### Short exercise
Wherever "label" appears in a line, copy that line.

[Dataset records]
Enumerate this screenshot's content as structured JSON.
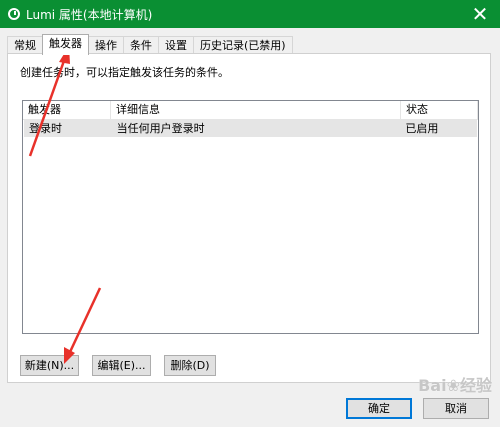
{
  "window": {
    "title": "Lumi 属性(本地计算机)",
    "close_glyph": "✕",
    "titlebar_color": "#0a8f33"
  },
  "tabs": [
    {
      "label": "常规"
    },
    {
      "label": "触发器"
    },
    {
      "label": "操作"
    },
    {
      "label": "条件"
    },
    {
      "label": "设置"
    },
    {
      "label": "历史记录(已禁用)"
    }
  ],
  "active_tab": "触发器",
  "panel": {
    "description": "创建任务时，可以指定触发该任务的条件。",
    "list": {
      "columns": [
        "触发器",
        "详细信息",
        "状态"
      ],
      "rows": [
        {
          "trigger": "登录时",
          "details": "当任何用户登录时",
          "status": "已启用"
        }
      ]
    },
    "buttons": {
      "new": "新建(N)...",
      "edit": "编辑(E)...",
      "delete": "删除(D)"
    }
  },
  "dialog_buttons": {
    "ok": "确定",
    "cancel": "取消"
  },
  "annotation_color": "#e8312a",
  "watermark": "Baidu 经验"
}
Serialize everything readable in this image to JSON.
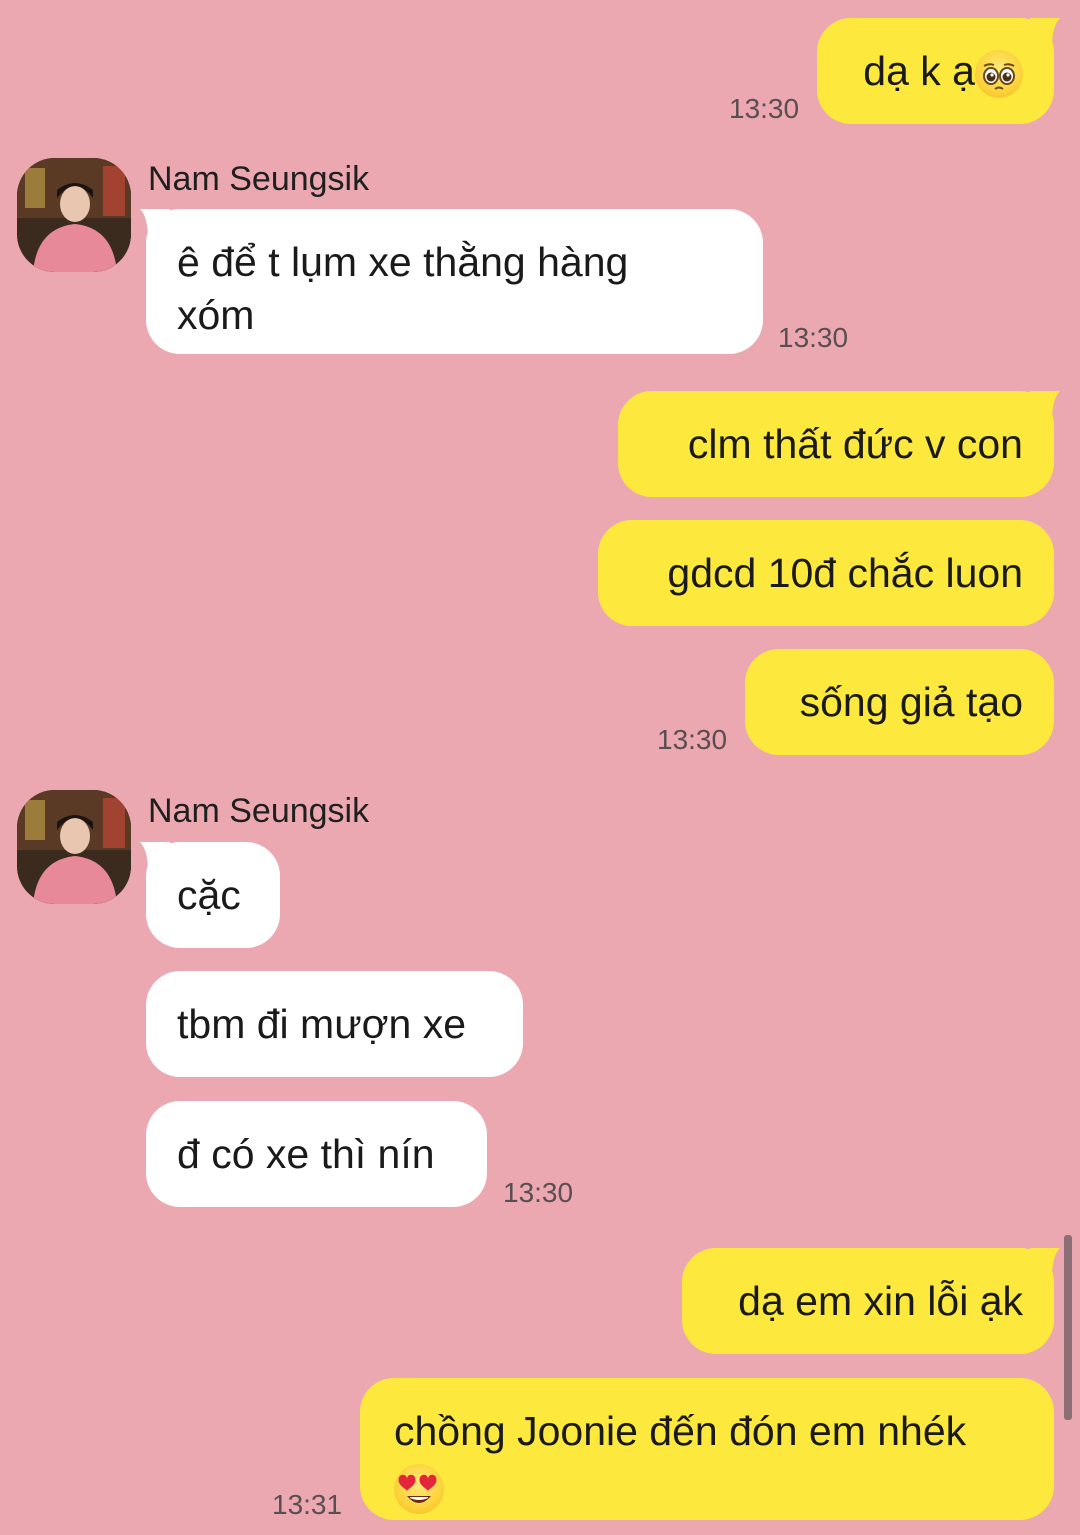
{
  "contact": {
    "name": "Nam Seungsik"
  },
  "messages": {
    "m1": {
      "text": "dạ k ạ",
      "emoji": "pleading-face-emoji",
      "time": "13:30"
    },
    "m2": {
      "sender": "Nam Seungsik",
      "line1": "ê để t lụm xe thằng hàng",
      "line2": "xóm",
      "time": "13:30"
    },
    "m3": {
      "text": "clm thất đức v con"
    },
    "m4": {
      "text": "gdcd 10đ chắc luon"
    },
    "m5": {
      "text": "sống giả tạo",
      "time": "13:30"
    },
    "m6": {
      "sender": "Nam Seungsik",
      "text": "cặc"
    },
    "m7": {
      "text": "tbm đi mượn xe"
    },
    "m8": {
      "text": "đ có xe thì nín",
      "time": "13:30"
    },
    "m9": {
      "text": "dạ em xin lỗi ạk"
    },
    "m10": {
      "line1": "chồng Joonie đến đón em nhék",
      "emoji": "heart-eyes-emoji",
      "time": "13:31"
    }
  },
  "colors": {
    "background": "#eba8b1",
    "outgoing_bubble": "#fde83d",
    "incoming_bubble": "#ffffff"
  }
}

### Finished exercise
      "label": "常规"
      "label": "触发器"
      "label": "操作"
      "label": "条件"
      "label": "设置"
      "label": "历史记录(已禁用)"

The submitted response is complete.